Without the pictures, give the entries below again exactly as written.

▼

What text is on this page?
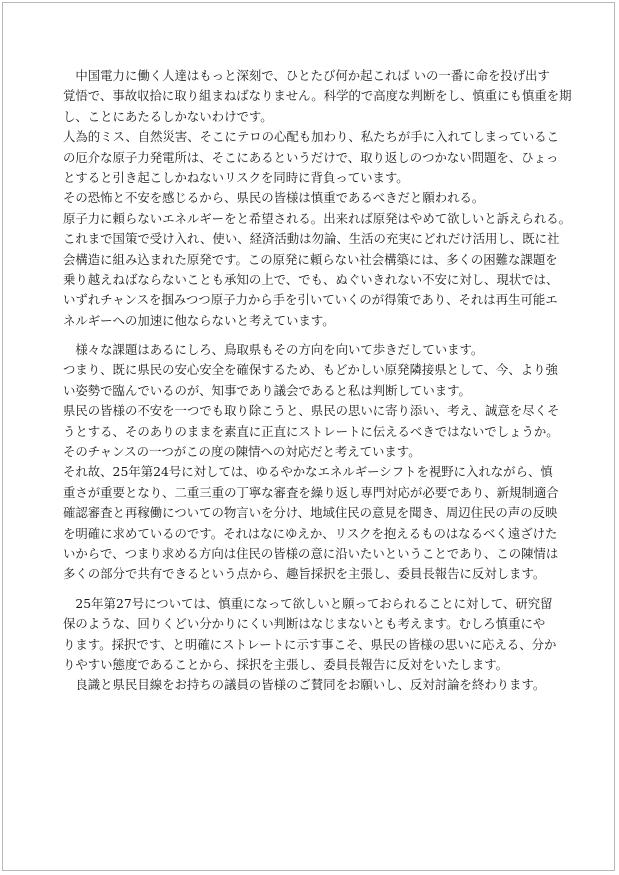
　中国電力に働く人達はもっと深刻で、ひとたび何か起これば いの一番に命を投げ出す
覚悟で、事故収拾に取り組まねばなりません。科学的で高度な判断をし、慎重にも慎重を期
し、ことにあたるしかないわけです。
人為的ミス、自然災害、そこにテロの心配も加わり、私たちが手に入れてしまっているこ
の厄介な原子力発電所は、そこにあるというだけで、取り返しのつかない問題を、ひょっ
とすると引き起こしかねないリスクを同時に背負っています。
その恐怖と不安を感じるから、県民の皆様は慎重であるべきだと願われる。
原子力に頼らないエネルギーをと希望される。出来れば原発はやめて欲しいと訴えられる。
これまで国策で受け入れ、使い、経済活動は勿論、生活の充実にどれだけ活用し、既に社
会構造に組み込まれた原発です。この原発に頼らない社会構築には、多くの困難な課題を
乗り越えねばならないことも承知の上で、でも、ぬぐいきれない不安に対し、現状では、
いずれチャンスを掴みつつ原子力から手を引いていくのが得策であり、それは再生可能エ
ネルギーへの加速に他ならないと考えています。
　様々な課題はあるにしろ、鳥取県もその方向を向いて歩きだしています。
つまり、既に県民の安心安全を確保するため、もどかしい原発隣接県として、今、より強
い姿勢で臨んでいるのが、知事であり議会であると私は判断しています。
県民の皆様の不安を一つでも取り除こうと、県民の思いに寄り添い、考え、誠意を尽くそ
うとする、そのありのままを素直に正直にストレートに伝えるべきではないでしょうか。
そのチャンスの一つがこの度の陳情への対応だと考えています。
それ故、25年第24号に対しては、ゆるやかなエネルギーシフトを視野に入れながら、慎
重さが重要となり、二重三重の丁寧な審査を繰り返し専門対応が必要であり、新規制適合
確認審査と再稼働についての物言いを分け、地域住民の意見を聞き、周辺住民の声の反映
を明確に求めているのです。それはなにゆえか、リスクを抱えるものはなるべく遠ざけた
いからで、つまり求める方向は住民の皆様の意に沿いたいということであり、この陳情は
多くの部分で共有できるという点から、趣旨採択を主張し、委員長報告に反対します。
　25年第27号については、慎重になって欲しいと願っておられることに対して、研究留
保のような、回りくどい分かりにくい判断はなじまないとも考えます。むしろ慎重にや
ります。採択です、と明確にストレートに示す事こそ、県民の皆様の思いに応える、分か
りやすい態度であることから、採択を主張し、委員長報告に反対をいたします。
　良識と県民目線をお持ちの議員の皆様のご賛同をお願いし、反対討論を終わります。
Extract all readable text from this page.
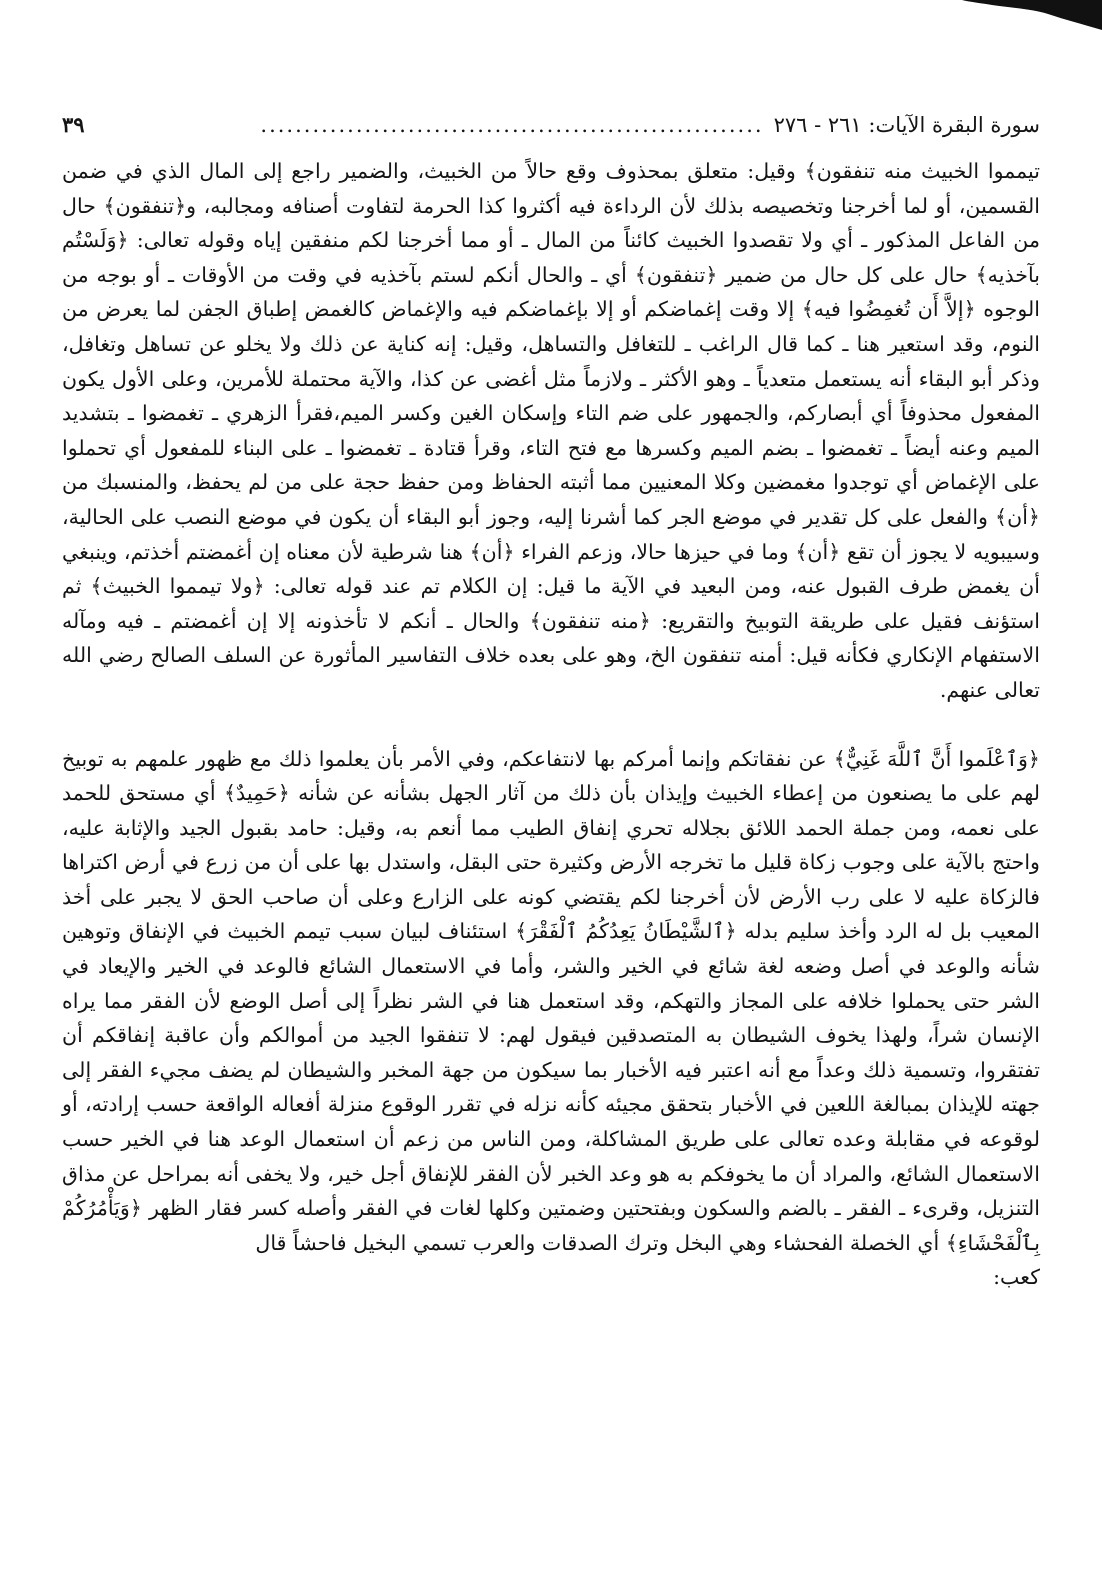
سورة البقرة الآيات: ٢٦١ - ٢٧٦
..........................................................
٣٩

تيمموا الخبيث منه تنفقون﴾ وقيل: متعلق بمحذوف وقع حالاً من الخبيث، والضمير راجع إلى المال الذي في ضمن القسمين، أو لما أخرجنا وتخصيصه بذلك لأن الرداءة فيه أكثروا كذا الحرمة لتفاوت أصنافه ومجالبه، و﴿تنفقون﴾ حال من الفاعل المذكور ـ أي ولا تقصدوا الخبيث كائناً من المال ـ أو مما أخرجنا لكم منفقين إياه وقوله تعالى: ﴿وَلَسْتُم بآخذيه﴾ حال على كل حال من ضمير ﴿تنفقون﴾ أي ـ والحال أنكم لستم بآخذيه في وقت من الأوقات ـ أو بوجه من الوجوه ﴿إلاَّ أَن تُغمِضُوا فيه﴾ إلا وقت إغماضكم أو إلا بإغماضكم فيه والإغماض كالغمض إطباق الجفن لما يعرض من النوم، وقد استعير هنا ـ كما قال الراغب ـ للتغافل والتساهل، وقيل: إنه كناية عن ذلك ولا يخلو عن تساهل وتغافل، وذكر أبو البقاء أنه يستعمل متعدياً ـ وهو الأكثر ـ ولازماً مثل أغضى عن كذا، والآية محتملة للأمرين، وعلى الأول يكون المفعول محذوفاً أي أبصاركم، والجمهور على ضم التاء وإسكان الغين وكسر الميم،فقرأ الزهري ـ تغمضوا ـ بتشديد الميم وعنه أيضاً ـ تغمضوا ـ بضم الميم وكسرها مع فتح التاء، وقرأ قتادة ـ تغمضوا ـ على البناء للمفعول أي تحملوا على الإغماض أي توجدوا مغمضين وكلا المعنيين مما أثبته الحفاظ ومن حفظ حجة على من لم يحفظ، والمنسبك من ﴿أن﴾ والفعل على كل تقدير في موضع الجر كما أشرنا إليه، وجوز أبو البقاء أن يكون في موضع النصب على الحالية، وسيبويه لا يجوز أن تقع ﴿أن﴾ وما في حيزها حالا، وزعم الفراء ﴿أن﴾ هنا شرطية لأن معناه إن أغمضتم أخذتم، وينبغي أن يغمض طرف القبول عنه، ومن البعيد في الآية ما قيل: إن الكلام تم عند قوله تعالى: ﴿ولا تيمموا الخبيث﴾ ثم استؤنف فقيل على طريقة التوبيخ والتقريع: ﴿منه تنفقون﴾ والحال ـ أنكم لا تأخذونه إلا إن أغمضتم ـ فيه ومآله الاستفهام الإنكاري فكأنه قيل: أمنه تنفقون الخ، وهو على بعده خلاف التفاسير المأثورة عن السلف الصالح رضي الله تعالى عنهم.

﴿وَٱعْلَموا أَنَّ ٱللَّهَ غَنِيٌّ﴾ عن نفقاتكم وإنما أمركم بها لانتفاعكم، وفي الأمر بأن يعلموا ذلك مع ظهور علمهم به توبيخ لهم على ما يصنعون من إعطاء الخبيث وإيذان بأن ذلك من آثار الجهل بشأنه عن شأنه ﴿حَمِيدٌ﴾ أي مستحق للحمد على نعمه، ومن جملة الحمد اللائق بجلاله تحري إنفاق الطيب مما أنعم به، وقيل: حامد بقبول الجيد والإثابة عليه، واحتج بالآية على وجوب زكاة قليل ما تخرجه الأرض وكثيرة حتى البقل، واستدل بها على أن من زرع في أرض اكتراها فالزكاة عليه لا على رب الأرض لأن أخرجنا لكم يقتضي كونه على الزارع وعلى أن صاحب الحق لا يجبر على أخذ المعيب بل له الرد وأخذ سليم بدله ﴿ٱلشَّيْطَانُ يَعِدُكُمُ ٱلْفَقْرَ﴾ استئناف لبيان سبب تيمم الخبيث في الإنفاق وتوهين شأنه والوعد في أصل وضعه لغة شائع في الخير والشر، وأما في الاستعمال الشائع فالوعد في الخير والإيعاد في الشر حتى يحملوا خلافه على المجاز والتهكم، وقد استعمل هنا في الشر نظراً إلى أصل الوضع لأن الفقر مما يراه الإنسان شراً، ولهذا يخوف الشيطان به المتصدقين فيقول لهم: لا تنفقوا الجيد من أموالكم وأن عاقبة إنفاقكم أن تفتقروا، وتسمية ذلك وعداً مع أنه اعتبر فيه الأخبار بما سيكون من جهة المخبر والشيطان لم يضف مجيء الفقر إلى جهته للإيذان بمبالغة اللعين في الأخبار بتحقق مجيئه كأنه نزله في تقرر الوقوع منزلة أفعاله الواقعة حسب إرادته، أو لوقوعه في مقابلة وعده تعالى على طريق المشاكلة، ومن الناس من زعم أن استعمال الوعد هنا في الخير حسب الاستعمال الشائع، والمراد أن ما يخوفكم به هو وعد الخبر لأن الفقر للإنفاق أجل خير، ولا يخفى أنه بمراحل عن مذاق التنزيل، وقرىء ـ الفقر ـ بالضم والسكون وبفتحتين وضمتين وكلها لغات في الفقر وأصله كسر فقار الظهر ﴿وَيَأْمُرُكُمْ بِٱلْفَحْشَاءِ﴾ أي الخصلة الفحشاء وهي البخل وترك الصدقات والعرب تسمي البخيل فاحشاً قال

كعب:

▲

▶ [Right answer]
What text is on this page?
　中国電力に働く人達はもっと深刻で、ひとたび何か起これば いの一番に命を投げ出す
覚悟で、事故収拾に取り組まねばなりません。科学的で高度な判断をし、慎重にも慎重を期
し、ことにあたるしかないわけです。
人為的ミス、自然災害、そこにテロの心配も加わり、私たちが手に入れてしまっているこ
の厄介な原子力発電所は、そこにあるというだけで、取り返しのつかない問題を、ひょっ
とすると引き起こしかねないリスクを同時に背負っています。
その恐怖と不安を感じるから、県民の皆様は慎重であるべきだと願われる。
原子力に頼らないエネルギーをと希望される。出来れば原発はやめて欲しいと訴えられる。
これまで国策で受け入れ、使い、経済活動は勿論、生活の充実にどれだけ活用し、既に社
会構造に組み込まれた原発です。この原発に頼らない社会構築には、多くの困難な課題を
乗り越えねばならないことも承知の上で、でも、ぬぐいきれない不安に対し、現状では、
いずれチャンスを掴みつつ原子力から手を引いていくのが得策であり、それは再生可能エ
ネルギーへの加速に他ならないと考えています。
　様々な課題はあるにしろ、鳥取県もその方向を向いて歩きだしています。
つまり、既に県民の安心安全を確保するため、もどかしい原発隣接県として、今、より強
い姿勢で臨んでいるのが、知事であり議会であると私は判断しています。
県民の皆様の不安を一つでも取り除こうと、県民の思いに寄り添い、考え、誠意を尽くそ
うとする、そのありのままを素直に正直にストレートに伝えるべきではないでしょうか。
そのチャンスの一つがこの度の陳情への対応だと考えています。
それ故、25年第24号に対しては、ゆるやかなエネルギーシフトを視野に入れながら、慎
重さが重要となり、二重三重の丁寧な審査を繰り返し専門対応が必要であり、新規制適合
確認審査と再稼働についての物言いを分け、地域住民の意見を聞き、周辺住民の声の反映
を明確に求めているのです。それはなにゆえか、リスクを抱えるものはなるべく遠ざけた
いからで、つまり求める方向は住民の皆様の意に沿いたいということであり、この陳情は
多くの部分で共有できるという点から、趣旨採択を主張し、委員長報告に反対します。
　25年第27号については、慎重になって欲しいと願っておられることに対して、研究留
保のような、回りくどい分かりにくい判断はなじまないとも考えます。むしろ慎重にや
ります。採択です、と明確にストレートに示す事こそ、県民の皆様の思いに応える、分か
りやすい態度であることから、採択を主張し、委員長報告に反対をいたします。
　良識と県民目線をお持ちの議員の皆様のご賛同をお願いし、反対討論を終わります。
Extract all readable text from this page.
سورة البقرة الآيات: ٢٦١ - ٢٧٦
..........................................................
٣٩

تيمموا الخبيث منه تنفقون﴾ وقيل: متعلق بمحذوف وقع حالاً من الخبيث، والضمير راجع إلى المال الذي في ضمن القسمين، أو لما أخرجنا وتخصيصه بذلك لأن الرداءة فيه أكثروا كذا الحرمة لتفاوت أصنافه ومجالبه، و﴿تنفقون﴾ حال من الفاعل المذكور ـ أي ولا تقصدوا الخبيث كائناً من المال ـ أو مما أخرجنا لكم منفقين إياه وقوله تعالى: ﴿وَلَسْتُم بآخذيه﴾ حال على كل حال من ضمير ﴿تنفقون﴾ أي ـ والحال أنكم لستم بآخذيه في وقت من الأوقات ـ أو بوجه من الوجوه ﴿إلاَّ أَن تُغمِضُوا فيه﴾ إلا وقت إغماضكم أو إلا بإغماضكم فيه والإغماض كالغمض إطباق الجفن لما يعرض من النوم، وقد استعير هنا ـ كما قال الراغب ـ للتغافل والتساهل، وقيل: إنه كناية عن ذلك ولا يخلو عن تساهل وتغافل، وذكر أبو البقاء أنه يستعمل متعدياً ـ وهو الأكثر ـ ولازماً مثل أغضى عن كذا، والآية محتملة للأمرين، وعلى الأول يكون المفعول محذوفاً أي أبصاركم، والجمهور على ضم التاء وإسكان الغين وكسر الميم،فقرأ الزهري ـ تغمضوا ـ بتشديد الميم وعنه أيضاً ـ تغمضوا ـ بضم الميم وكسرها مع فتح التاء، وقرأ قتادة ـ تغمضوا ـ على البناء للمفعول أي تحملوا على الإغماض أي توجدوا مغمضين وكلا المعنيين مما أثبته الحفاظ ومن حفظ حجة على من لم يحفظ، والمنسبك من ﴿أن﴾ والفعل على كل تقدير في موضع الجر كما أشرنا إليه، وجوز أبو البقاء أن يكون في موضع النصب على الحالية، وسيبويه لا يجوز أن تقع ﴿أن﴾ وما في حيزها حالا، وزعم الفراء ﴿أن﴾ هنا شرطية لأن معناه إن أغمضتم أخذتم، وينبغي أن يغمض طرف القبول عنه، ومن البعيد في الآية ما قيل: إن الكلام تم عند قوله تعالى: ﴿ولا تيمموا الخبيث﴾ ثم استؤنف فقيل على طريقة التوبيخ والتقريع: ﴿منه تنفقون﴾ والحال ـ أنكم لا تأخذونه إلا إن أغمضتم ـ فيه ومآله الاستفهام الإنكاري فكأنه قيل: أمنه تنفقون الخ، وهو على بعده خلاف التفاسير المأثورة عن السلف الصالح رضي الله تعالى عنهم.

﴿وَٱعْلَموا أَنَّ ٱللَّهَ غَنِيٌّ﴾ عن نفقاتكم وإنما أمركم بها لانتفاعكم، وفي الأمر بأن يعلموا ذلك مع ظهور علمهم به توبيخ لهم على ما يصنعون من إعطاء الخبيث وإيذان بأن ذلك من آثار الجهل بشأنه عن شأنه ﴿حَمِيدٌ﴾ أي مستحق للحمد على نعمه، ومن جملة الحمد اللائق بجلاله تحري إنفاق الطيب مما أنعم به، وقيل: حامد بقبول الجيد والإثابة عليه، واحتج بالآية على وجوب زكاة قليل ما تخرجه الأرض وكثيرة حتى البقل، واستدل بها على أن من زرع في أرض اكتراها فالزكاة عليه لا على رب الأرض لأن أخرجنا لكم يقتضي كونه على الزارع وعلى أن صاحب الحق لا يجبر على أخذ المعيب بل له الرد وأخذ سليم بدله ﴿ٱلشَّيْطَانُ يَعِدُكُمُ ٱلْفَقْرَ﴾ استئناف لبيان سبب تيمم الخبيث في الإنفاق وتوهين شأنه والوعد في أصل وضعه لغة شائع في الخير والشر، وأما في الاستعمال الشائع فالوعد في الخير والإيعاد في الشر حتى يحملوا خلافه على المجاز والتهكم، وقد استعمل هنا في الشر نظراً إلى أصل الوضع لأن الفقر مما يراه الإنسان شراً، ولهذا يخوف الشيطان به المتصدقين فيقول لهم: لا تنفقوا الجيد من أموالكم وأن عاقبة إنفاقكم أن تفتقروا، وتسمية ذلك وعداً مع أنه اعتبر فيه الأخبار بما سيكون من جهة المخبر والشيطان لم يضف مجيء الفقر إلى جهته للإيذان بمبالغة اللعين في الأخبار بتحقق مجيئه كأنه نزله في تقرر الوقوع منزلة أفعاله الواقعة حسب إرادته، أو لوقوعه في مقابلة وعده تعالى على طريق المشاكلة، ومن الناس من زعم أن استعمال الوعد هنا في الخير حسب الاستعمال الشائع، والمراد أن ما يخوفكم به هو وعد الخبر لأن الفقر للإنفاق أجل خير، ولا يخفى أنه بمراحل عن مذاق التنزيل، وقرىء ـ الفقر ـ بالضم والسكون وبفتحتين وضمتين وكلها لغات في الفقر وأصله كسر فقار الظهر ﴿وَيَأْمُرُكُمْ بِٱلْفَحْشَاءِ﴾ أي الخصلة الفحشاء وهي البخل وترك الصدقات والعرب تسمي البخيل فاحشاً قال

كعب:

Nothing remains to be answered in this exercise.